Stored records:
····················
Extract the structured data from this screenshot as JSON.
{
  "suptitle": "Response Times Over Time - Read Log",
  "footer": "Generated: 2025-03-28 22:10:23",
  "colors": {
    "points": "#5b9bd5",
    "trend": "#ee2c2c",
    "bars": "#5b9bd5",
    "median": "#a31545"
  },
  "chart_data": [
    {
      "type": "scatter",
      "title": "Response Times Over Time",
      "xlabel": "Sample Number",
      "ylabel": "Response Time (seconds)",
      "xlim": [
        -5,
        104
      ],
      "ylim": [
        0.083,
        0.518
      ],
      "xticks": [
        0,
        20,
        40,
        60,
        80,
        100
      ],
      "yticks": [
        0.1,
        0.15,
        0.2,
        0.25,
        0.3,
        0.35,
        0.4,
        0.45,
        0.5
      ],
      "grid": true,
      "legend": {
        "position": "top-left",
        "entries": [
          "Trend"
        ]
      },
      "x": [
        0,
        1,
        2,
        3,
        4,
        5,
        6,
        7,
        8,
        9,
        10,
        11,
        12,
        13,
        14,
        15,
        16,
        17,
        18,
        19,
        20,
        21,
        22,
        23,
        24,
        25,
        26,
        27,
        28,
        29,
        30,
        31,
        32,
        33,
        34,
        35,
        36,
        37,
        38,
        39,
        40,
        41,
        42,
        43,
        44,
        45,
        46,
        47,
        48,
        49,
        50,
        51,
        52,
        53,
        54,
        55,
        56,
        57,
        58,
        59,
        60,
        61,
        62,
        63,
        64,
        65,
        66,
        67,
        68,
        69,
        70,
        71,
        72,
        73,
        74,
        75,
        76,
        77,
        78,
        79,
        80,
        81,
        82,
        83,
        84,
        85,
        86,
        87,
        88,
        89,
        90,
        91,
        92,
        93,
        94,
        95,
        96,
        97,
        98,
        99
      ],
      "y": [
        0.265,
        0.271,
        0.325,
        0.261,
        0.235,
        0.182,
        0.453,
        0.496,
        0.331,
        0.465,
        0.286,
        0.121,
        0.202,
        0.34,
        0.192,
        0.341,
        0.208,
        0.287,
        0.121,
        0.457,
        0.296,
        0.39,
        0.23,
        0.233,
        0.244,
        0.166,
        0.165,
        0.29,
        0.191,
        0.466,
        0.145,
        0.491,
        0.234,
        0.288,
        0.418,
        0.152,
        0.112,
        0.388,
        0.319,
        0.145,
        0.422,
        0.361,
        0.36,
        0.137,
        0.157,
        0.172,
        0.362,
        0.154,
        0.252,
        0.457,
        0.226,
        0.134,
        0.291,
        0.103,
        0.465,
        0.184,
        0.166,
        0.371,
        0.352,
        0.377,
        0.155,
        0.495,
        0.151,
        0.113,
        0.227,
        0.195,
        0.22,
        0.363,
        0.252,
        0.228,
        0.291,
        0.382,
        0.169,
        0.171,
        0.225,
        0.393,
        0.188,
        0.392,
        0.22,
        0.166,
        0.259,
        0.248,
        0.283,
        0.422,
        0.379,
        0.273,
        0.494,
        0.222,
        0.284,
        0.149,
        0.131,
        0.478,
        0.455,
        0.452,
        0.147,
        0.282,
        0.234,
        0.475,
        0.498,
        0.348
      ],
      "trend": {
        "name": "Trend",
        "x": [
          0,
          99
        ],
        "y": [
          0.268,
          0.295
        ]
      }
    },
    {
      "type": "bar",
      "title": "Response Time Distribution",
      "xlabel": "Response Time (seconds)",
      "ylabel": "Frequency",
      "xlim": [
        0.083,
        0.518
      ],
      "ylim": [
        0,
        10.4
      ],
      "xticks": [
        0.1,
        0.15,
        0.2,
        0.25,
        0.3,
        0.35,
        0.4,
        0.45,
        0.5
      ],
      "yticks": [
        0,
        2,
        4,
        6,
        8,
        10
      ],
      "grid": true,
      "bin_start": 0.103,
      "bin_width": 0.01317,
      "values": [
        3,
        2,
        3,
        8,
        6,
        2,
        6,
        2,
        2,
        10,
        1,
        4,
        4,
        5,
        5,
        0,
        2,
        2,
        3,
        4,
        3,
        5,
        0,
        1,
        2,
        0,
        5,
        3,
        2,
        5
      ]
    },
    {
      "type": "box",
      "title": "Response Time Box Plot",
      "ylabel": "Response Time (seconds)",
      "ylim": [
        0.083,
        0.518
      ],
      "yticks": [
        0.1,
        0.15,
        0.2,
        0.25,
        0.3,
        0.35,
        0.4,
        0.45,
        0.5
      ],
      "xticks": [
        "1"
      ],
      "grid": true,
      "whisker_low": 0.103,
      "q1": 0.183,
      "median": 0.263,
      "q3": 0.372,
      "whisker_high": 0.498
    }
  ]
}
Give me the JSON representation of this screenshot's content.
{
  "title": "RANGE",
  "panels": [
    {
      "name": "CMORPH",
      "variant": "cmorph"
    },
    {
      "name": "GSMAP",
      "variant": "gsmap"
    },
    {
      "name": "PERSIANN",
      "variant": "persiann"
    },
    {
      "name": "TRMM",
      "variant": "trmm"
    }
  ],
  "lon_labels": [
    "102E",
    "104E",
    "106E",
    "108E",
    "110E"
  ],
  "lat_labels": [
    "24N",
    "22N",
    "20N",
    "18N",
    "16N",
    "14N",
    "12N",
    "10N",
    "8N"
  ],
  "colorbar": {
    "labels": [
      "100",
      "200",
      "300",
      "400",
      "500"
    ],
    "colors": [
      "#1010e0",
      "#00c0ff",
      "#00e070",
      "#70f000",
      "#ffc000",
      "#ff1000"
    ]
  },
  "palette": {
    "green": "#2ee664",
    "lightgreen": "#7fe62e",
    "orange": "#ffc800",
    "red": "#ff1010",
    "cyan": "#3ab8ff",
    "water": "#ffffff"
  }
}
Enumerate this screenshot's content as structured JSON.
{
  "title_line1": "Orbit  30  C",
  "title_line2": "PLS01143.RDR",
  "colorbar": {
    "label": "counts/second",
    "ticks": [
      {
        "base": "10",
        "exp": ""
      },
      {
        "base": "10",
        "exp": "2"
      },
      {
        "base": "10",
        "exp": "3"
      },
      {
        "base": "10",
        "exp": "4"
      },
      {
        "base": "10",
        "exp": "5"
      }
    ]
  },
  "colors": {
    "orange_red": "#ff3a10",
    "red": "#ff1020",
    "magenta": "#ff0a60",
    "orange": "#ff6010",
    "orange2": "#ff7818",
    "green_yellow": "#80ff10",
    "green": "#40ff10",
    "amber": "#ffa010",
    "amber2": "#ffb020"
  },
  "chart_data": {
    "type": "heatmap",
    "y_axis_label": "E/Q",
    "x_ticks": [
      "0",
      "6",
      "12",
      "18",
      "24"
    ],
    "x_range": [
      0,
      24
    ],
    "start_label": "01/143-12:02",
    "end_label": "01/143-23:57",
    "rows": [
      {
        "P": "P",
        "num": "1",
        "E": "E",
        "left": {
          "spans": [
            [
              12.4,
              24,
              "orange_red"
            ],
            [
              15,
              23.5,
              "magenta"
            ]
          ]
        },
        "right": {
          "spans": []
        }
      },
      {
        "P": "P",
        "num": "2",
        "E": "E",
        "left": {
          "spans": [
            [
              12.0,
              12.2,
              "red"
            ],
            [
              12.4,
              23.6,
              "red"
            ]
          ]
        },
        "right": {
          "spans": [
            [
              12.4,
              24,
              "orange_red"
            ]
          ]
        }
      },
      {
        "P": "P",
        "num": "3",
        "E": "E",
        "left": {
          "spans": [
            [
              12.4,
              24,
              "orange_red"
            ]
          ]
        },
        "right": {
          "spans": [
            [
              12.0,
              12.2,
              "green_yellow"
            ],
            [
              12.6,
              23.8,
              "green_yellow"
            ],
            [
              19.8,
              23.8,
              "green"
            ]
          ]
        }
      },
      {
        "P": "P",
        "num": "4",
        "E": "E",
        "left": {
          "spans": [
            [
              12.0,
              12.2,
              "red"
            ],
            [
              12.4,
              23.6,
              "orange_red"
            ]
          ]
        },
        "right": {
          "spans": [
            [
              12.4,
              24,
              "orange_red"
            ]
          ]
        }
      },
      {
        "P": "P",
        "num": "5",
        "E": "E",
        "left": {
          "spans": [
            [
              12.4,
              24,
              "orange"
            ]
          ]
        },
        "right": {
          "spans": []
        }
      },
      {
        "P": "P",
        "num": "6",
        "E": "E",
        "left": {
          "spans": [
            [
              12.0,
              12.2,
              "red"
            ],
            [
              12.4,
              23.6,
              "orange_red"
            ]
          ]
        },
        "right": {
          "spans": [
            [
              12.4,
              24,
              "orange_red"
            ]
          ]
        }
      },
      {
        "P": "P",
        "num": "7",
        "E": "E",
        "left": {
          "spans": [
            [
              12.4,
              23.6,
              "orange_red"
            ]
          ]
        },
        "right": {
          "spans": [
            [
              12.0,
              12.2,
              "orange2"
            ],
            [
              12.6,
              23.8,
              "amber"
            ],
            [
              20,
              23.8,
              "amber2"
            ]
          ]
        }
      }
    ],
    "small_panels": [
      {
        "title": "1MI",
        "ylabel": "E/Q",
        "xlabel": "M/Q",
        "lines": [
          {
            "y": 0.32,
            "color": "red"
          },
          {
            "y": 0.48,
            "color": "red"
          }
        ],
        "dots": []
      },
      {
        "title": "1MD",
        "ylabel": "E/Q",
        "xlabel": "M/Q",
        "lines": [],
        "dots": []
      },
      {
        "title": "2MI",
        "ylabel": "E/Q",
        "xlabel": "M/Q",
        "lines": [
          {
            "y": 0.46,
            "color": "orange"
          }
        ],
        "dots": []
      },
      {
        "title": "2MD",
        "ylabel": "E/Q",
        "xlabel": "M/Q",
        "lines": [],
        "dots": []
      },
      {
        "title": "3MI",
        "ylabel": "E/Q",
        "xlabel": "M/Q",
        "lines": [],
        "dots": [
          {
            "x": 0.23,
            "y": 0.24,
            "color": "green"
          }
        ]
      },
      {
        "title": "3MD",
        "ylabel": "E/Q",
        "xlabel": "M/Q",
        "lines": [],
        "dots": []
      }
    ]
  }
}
····················
### REQUIRED TASK
Using the entries above, state how many lines include the word "Times", with no other words.

### RESPONSE FOR THIS EXERCISE
2